--- What you have to do ---
Output the records exactly. Include every line.

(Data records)
* * * * * * * * *
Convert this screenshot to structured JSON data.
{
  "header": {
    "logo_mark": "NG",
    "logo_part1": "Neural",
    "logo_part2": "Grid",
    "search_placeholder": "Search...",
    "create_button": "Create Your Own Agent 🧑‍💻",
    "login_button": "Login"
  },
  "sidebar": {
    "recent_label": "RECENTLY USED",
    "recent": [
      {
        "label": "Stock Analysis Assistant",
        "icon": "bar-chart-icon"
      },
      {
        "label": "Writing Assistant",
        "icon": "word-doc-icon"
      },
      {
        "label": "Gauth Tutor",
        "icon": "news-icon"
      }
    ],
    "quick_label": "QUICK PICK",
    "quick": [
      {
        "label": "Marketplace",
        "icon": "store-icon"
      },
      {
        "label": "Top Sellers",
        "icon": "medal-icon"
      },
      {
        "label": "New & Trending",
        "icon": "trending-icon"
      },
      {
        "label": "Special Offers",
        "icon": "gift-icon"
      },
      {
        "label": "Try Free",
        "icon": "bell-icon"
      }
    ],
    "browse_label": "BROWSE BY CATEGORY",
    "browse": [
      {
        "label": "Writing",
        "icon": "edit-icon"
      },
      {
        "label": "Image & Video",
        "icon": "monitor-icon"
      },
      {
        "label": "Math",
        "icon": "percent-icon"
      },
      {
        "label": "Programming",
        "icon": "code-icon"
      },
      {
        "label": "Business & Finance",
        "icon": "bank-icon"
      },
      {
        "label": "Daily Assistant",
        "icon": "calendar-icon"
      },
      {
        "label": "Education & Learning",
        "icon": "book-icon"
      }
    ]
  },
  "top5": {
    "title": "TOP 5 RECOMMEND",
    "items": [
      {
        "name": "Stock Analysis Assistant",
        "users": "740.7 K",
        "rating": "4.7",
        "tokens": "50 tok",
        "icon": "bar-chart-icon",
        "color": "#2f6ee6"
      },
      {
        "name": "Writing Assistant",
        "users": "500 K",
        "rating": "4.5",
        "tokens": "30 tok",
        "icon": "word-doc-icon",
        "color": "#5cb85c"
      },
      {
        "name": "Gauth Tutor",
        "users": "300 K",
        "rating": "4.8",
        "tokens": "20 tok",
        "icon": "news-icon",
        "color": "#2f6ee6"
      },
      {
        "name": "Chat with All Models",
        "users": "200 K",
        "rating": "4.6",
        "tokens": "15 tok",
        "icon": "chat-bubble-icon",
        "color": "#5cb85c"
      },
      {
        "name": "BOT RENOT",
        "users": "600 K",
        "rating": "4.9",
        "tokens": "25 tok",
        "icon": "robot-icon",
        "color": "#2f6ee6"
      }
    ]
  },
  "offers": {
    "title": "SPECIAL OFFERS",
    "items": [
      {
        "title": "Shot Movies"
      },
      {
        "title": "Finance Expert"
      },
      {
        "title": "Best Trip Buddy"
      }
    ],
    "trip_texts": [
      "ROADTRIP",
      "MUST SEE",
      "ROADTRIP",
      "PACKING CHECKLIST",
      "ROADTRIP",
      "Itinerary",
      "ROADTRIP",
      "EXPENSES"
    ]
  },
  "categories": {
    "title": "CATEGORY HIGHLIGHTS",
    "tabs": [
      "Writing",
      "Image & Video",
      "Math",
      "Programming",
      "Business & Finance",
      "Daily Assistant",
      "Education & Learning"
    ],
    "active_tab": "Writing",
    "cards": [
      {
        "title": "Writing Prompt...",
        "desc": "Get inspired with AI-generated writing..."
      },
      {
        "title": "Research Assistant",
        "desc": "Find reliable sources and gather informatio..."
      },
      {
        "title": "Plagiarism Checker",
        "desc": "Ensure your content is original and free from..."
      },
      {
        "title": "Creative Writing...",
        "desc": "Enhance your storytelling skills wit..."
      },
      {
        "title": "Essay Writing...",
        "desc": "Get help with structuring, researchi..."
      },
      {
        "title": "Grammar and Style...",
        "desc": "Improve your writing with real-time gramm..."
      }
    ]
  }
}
* * * * * * * * *
--- Solution for this exercise ---
Convert this screenshot to structured JSON data.
{
  "header": {
    "logo_mark": "NG",
    "logo_part1": "Neural",
    "logo_part2": "Grid",
    "search_placeholder": "Search...",
    "create_button": "Create Your Own Agent 🧑‍💻",
    "login_button": "Login"
  },
  "sidebar": {
    "recent_label": "RECENTLY USED",
    "recent": [
      {
        "label": "Stock Analysis Assistant",
        "icon": "bar-chart-icon"
      },
      {
        "label": "Writing Assistant",
        "icon": "word-doc-icon"
      },
      {
        "label": "Gauth Tutor",
        "icon": "news-icon"
      }
    ],
    "quick_label": "QUICK PICK",
    "quick": [
      {
        "label": "Marketplace",
        "icon": "store-icon"
      },
      {
        "label": "Top Sellers",
        "icon": "medal-icon"
      },
      {
        "label": "New & Trending",
        "icon": "trending-icon"
      },
      {
        "label": "Special Offers",
        "icon": "gift-icon"
      },
      {
        "label": "Try Free",
        "icon": "bell-icon"
      }
    ],
    "browse_label": "BROWSE BY CATEGORY",
    "browse": [
      {
        "label": "Writing",
        "icon": "edit-icon"
      },
      {
        "label": "Image & Video",
        "icon": "monitor-icon"
      },
      {
        "label": "Math",
        "icon": "percent-icon"
      },
      {
        "label": "Programming",
        "icon": "code-icon"
      },
      {
        "label": "Business & Finance",
        "icon": "bank-icon"
      },
      {
        "label": "Daily Assistant",
        "icon": "calendar-icon"
      },
      {
        "label": "Education & Learning",
        "icon": "book-icon"
      }
    ]
  },
  "top5": {
    "title": "TOP 5 RECOMMEND",
    "items": [
      {
        "name": "Stock Analysis Assistant",
        "users": "740.7 K",
        "rating": "4.7",
        "tokens": "50 tok",
        "icon": "bar-chart-icon",
        "color": "#2f6ee6"
      },
      {
        "name": "Writing Assistant",
        "users": "500 K",
        "rating": "4.5",
        "tokens": "30 tok",
        "icon": "word-doc-icon",
        "color": "#5cb85c"
      },
      {
        "name": "Gauth Tutor",
        "users": "300 K",
        "rating": "4.8",
        "tokens": "20 tok",
        "icon": "news-icon",
        "color": "#2f6ee6"
      },
      {
        "name": "Chat with All Models",
        "users": "200 K",
        "rating": "4.6",
        "tokens": "15 tok",
        "icon": "chat-bubble-icon",
        "color": "#5cb85c"
      },
      {
        "name": "BOT RENOT",
        "users": "600 K",
        "rating": "4.9",
        "tokens": "25 tok",
        "icon": "robot-icon",
        "color": "#2f6ee6"
      }
    ]
  },
  "offers": {
    "title": "SPECIAL OFFERS",
    "items": [
      {
        "title": "Shot Movies"
      },
      {
        "title": "Finance Expert"
      },
      {
        "title": "Best Trip Buddy"
      }
    ],
    "trip_texts": [
      "ROADTRIP",
      "MUST SEE",
      "ROADTRIP",
      "PACKING CHECKLIST",
      "ROADTRIP",
      "Itinerary",
      "ROADTRIP",
      "EXPENSES"
    ]
  },
  "categories": {
    "title": "CATEGORY HIGHLIGHTS",
    "tabs": [
      "Writing",
      "Image & Video",
      "Math",
      "Programming",
      "Business & Finance",
      "Daily Assistant",
      "Education & Learning"
    ],
    "active_tab": "Writing",
    "cards": [
      {
        "title": "Writing Prompt...",
        "desc": "Get inspired with AI-generated writing..."
      },
      {
        "title": "Research Assistant",
        "desc": "Find reliable sources and gather informatio..."
      },
      {
        "title": "Plagiarism Checker",
        "desc": "Ensure your content is original and free from..."
      },
      {
        "title": "Creative Writing...",
        "desc": "Enhance your storytelling skills wit..."
      },
      {
        "title": "Essay Writing...",
        "desc": "Get help with structuring, researchi..."
      },
      {
        "title": "Grammar and Style...",
        "desc": "Improve your writing with real-time gramm..."
      }
    ]
  }
}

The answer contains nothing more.